Prompt> Retype the data that follows line by line, exactly, and leave its pictures out.
## start Available records
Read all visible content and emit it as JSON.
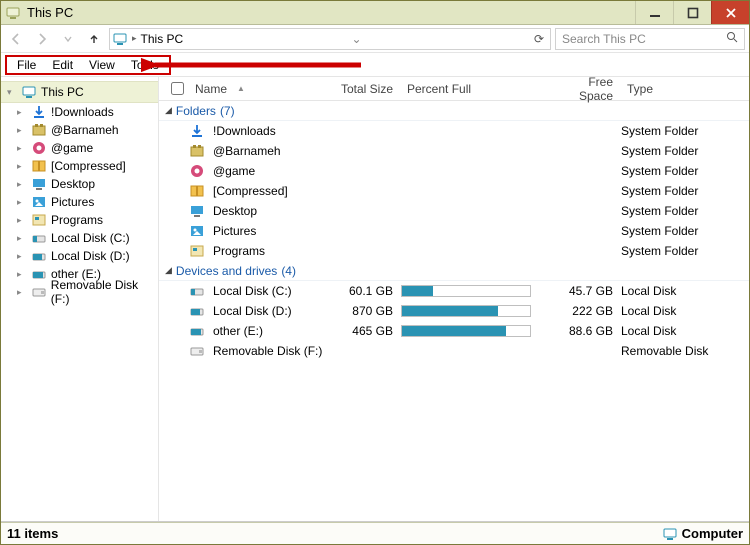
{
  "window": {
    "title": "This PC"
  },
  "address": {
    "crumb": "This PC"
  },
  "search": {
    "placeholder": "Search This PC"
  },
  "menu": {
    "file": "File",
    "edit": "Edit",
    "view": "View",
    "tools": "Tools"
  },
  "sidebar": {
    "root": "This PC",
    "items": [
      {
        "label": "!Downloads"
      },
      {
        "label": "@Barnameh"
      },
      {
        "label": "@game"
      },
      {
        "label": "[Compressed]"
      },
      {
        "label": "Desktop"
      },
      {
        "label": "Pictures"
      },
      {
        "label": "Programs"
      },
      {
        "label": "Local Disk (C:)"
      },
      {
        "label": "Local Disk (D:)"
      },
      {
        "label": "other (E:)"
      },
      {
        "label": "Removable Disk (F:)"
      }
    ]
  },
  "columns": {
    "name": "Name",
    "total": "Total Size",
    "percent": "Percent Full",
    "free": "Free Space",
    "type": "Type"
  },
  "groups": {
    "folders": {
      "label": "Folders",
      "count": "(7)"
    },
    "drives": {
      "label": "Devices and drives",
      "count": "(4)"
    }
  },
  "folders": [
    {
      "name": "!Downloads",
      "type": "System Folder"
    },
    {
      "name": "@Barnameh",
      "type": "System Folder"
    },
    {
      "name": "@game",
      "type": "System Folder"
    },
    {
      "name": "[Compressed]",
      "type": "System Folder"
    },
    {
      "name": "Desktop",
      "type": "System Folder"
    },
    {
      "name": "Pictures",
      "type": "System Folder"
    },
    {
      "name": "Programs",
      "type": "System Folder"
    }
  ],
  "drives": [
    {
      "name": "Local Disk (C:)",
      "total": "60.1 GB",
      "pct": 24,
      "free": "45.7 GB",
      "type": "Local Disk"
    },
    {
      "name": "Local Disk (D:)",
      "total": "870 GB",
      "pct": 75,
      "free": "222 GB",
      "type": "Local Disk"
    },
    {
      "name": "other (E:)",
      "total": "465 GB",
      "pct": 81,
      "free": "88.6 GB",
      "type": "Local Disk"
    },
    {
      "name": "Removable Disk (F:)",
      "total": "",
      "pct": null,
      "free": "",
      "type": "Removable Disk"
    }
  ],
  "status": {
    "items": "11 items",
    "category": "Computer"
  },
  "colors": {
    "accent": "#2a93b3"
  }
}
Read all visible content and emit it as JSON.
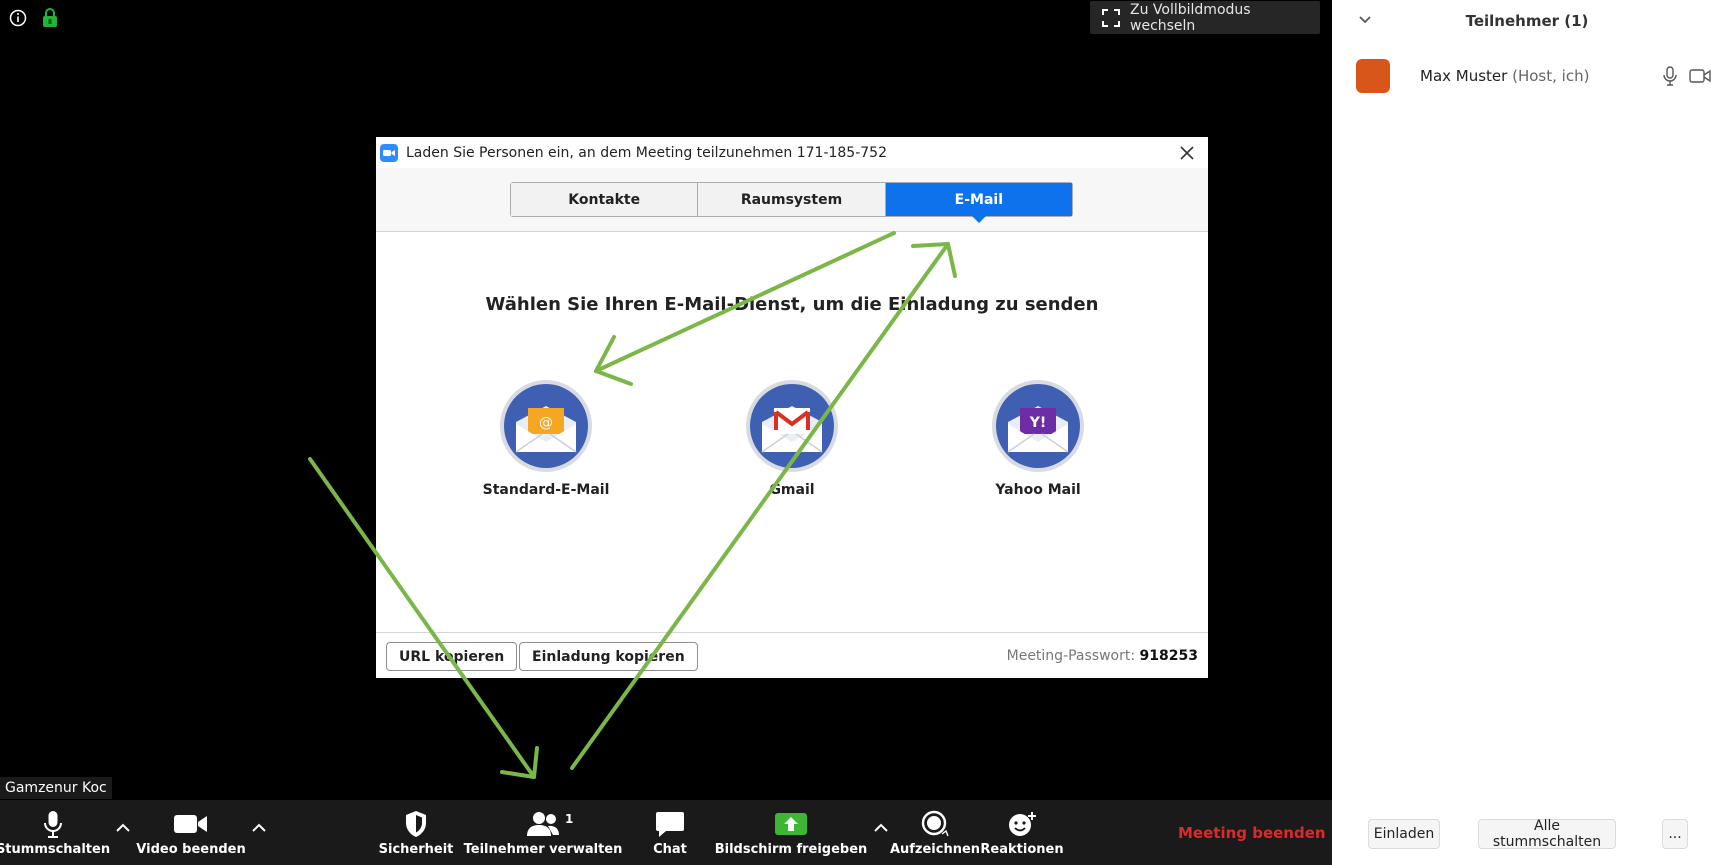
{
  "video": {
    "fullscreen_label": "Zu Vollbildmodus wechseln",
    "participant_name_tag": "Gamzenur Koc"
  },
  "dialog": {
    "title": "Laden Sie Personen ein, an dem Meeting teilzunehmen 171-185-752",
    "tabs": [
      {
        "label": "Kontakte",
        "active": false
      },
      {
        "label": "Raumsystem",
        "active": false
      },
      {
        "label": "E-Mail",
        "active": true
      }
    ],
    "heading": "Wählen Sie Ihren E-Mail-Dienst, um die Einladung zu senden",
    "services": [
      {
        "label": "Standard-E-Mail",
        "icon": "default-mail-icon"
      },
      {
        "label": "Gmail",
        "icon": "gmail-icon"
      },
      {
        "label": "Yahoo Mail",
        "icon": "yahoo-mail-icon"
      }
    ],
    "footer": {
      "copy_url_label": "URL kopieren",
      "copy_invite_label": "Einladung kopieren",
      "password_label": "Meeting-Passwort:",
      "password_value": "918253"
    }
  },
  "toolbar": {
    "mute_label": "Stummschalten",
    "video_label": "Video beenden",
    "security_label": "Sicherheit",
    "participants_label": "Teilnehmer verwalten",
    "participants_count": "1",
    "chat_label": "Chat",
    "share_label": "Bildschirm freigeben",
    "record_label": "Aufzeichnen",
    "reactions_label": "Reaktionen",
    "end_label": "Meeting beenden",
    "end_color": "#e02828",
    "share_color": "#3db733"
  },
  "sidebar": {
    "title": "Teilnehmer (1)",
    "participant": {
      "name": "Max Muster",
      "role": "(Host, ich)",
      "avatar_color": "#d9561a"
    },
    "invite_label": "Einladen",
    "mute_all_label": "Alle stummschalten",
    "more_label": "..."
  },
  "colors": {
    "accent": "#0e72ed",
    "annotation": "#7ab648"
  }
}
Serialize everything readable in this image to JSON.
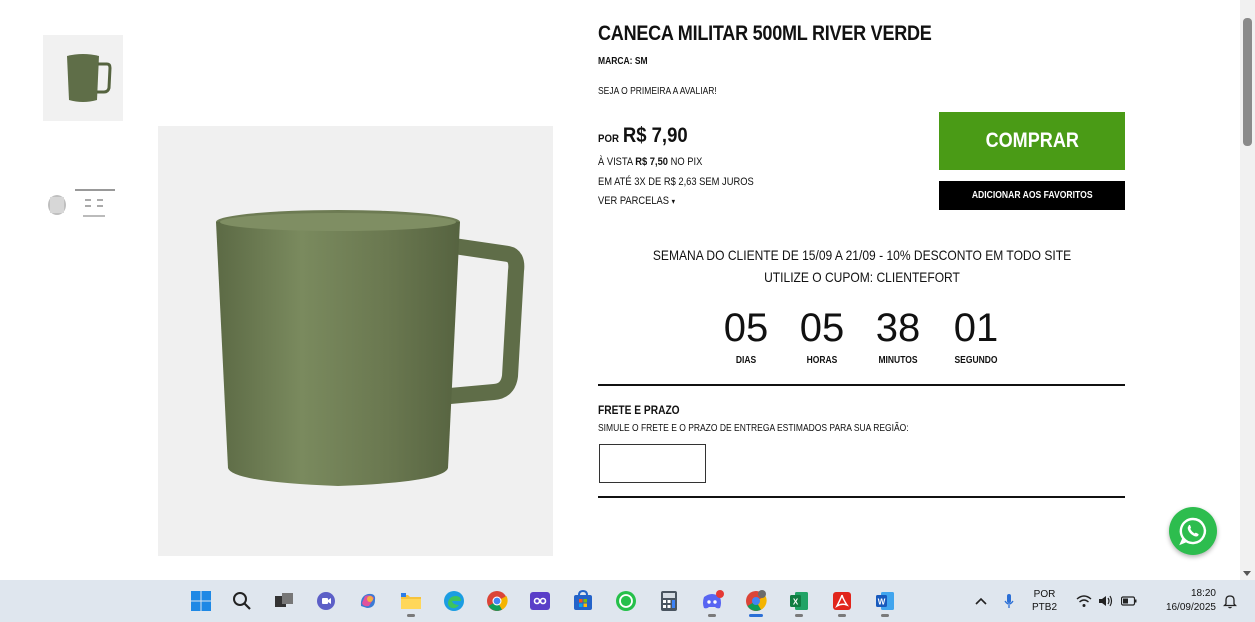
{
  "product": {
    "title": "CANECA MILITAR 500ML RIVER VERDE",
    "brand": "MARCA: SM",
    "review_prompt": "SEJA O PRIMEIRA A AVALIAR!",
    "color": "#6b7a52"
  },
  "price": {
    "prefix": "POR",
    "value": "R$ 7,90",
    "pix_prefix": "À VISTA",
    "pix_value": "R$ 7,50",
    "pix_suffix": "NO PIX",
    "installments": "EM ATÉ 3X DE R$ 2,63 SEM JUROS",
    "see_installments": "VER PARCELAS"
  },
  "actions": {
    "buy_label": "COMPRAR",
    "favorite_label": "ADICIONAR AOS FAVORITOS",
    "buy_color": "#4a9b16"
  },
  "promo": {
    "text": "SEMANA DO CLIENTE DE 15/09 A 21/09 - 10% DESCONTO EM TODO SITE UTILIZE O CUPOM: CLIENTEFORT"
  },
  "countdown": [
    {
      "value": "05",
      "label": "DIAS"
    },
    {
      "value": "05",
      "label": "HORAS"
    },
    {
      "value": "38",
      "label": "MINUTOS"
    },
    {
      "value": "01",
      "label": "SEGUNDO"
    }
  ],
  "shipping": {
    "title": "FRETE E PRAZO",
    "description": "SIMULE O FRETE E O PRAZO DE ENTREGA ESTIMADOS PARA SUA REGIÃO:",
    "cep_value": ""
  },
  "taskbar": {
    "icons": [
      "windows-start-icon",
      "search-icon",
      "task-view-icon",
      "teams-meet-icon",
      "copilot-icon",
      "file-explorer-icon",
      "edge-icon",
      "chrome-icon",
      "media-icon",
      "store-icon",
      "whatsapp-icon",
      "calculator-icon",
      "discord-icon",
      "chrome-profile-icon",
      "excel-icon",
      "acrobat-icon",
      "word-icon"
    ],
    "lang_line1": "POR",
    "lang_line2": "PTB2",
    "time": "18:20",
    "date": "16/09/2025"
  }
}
## end Available records
Response to this task>
Read all visible content and emit it as JSON.
{
  "window": {
    "title": "This PC"
  },
  "address": {
    "crumb": "This PC"
  },
  "search": {
    "placeholder": "Search This PC"
  },
  "menu": {
    "file": "File",
    "edit": "Edit",
    "view": "View",
    "tools": "Tools"
  },
  "sidebar": {
    "root": "This PC",
    "items": [
      {
        "label": "!Downloads"
      },
      {
        "label": "@Barnameh"
      },
      {
        "label": "@game"
      },
      {
        "label": "[Compressed]"
      },
      {
        "label": "Desktop"
      },
      {
        "label": "Pictures"
      },
      {
        "label": "Programs"
      },
      {
        "label": "Local Disk (C:)"
      },
      {
        "label": "Local Disk (D:)"
      },
      {
        "label": "other (E:)"
      },
      {
        "label": "Removable Disk (F:)"
      }
    ]
  },
  "columns": {
    "name": "Name",
    "total": "Total Size",
    "percent": "Percent Full",
    "free": "Free Space",
    "type": "Type"
  },
  "groups": {
    "folders": {
      "label": "Folders",
      "count": "(7)"
    },
    "drives": {
      "label": "Devices and drives",
      "count": "(4)"
    }
  },
  "folders": [
    {
      "name": "!Downloads",
      "type": "System Folder"
    },
    {
      "name": "@Barnameh",
      "type": "System Folder"
    },
    {
      "name": "@game",
      "type": "System Folder"
    },
    {
      "name": "[Compressed]",
      "type": "System Folder"
    },
    {
      "name": "Desktop",
      "type": "System Folder"
    },
    {
      "name": "Pictures",
      "type": "System Folder"
    },
    {
      "name": "Programs",
      "type": "System Folder"
    }
  ],
  "drives": [
    {
      "name": "Local Disk (C:)",
      "total": "60.1 GB",
      "pct": 24,
      "free": "45.7 GB",
      "type": "Local Disk"
    },
    {
      "name": "Local Disk (D:)",
      "total": "870 GB",
      "pct": 75,
      "free": "222 GB",
      "type": "Local Disk"
    },
    {
      "name": "other (E:)",
      "total": "465 GB",
      "pct": 81,
      "free": "88.6 GB",
      "type": "Local Disk"
    },
    {
      "name": "Removable Disk (F:)",
      "total": "",
      "pct": null,
      "free": "",
      "type": "Removable Disk"
    }
  ],
  "status": {
    "items": "11 items",
    "category": "Computer"
  },
  "colors": {
    "accent": "#2a93b3"
  }
}
Read all visible content and emit it as JSON.
{
  "video": {
    "fullscreen_label": "Zu Vollbildmodus wechseln",
    "participant_name_tag": "Gamzenur Koc"
  },
  "dialog": {
    "title": "Laden Sie Personen ein, an dem Meeting teilzunehmen 171-185-752",
    "tabs": [
      {
        "label": "Kontakte",
        "active": false
      },
      {
        "label": "Raumsystem",
        "active": false
      },
      {
        "label": "E-Mail",
        "active": true
      }
    ],
    "heading": "Wählen Sie Ihren E-Mail-Dienst, um die Einladung zu senden",
    "services": [
      {
        "label": "Standard-E-Mail",
        "icon": "default-mail-icon"
      },
      {
        "label": "Gmail",
        "icon": "gmail-icon"
      },
      {
        "label": "Yahoo Mail",
        "icon": "yahoo-mail-icon"
      }
    ],
    "footer": {
      "copy_url_label": "URL kopieren",
      "copy_invite_label": "Einladung kopieren",
      "password_label": "Meeting-Passwort:",
      "password_value": "918253"
    }
  },
  "toolbar": {
    "mute_label": "Stummschalten",
    "video_label": "Video beenden",
    "security_label": "Sicherheit",
    "participants_label": "Teilnehmer verwalten",
    "participants_count": "1",
    "chat_label": "Chat",
    "share_label": "Bildschirm freigeben",
    "record_label": "Aufzeichnen",
    "reactions_label": "Reaktionen",
    "end_label": "Meeting beenden",
    "end_color": "#e02828",
    "share_color": "#3db733"
  },
  "sidebar": {
    "title": "Teilnehmer (1)",
    "participant": {
      "name": "Max Muster",
      "role": "(Host, ich)",
      "avatar_color": "#d9561a"
    },
    "invite_label": "Einladen",
    "mute_all_label": "Alle stummschalten",
    "more_label": "..."
  },
  "colors": {
    "accent": "#0e72ed",
    "annotation": "#7ab648"
  }
}
Serialize everything readable in this image to JSON.
{
  "product": {
    "title": "CANECA MILITAR 500ML RIVER VERDE",
    "brand": "MARCA: SM",
    "review_prompt": "SEJA O PRIMEIRA A AVALIAR!",
    "color": "#6b7a52"
  },
  "price": {
    "prefix": "POR",
    "value": "R$ 7,90",
    "pix_prefix": "À VISTA",
    "pix_value": "R$ 7,50",
    "pix_suffix": "NO PIX",
    "installments": "EM ATÉ 3X DE R$ 2,63 SEM JUROS",
    "see_installments": "VER PARCELAS"
  },
  "actions": {
    "buy_label": "COMPRAR",
    "favorite_label": "ADICIONAR AOS FAVORITOS",
    "buy_color": "#4a9b16"
  },
  "promo": {
    "text": "SEMANA DO CLIENTE DE 15/09 A 21/09 - 10% DESCONTO EM TODO SITE UTILIZE O CUPOM: CLIENTEFORT"
  },
  "countdown": [
    {
      "value": "05",
      "label": "DIAS"
    },
    {
      "value": "05",
      "label": "HORAS"
    },
    {
      "value": "38",
      "label": "MINUTOS"
    },
    {
      "value": "01",
      "label": "SEGUNDO"
    }
  ],
  "shipping": {
    "title": "FRETE E PRAZO",
    "description": "SIMULE O FRETE E O PRAZO DE ENTREGA ESTIMADOS PARA SUA REGIÃO:",
    "cep_value": ""
  },
  "taskbar": {
    "icons": [
      "windows-start-icon",
      "search-icon",
      "task-view-icon",
      "teams-meet-icon",
      "copilot-icon",
      "file-explorer-icon",
      "edge-icon",
      "chrome-icon",
      "media-icon",
      "store-icon",
      "whatsapp-icon",
      "calculator-icon",
      "discord-icon",
      "chrome-profile-icon",
      "excel-icon",
      "acrobat-icon",
      "word-icon"
    ],
    "lang_line1": "POR",
    "lang_line2": "PTB2",
    "time": "18:20",
    "date": "16/09/2025"
  }
}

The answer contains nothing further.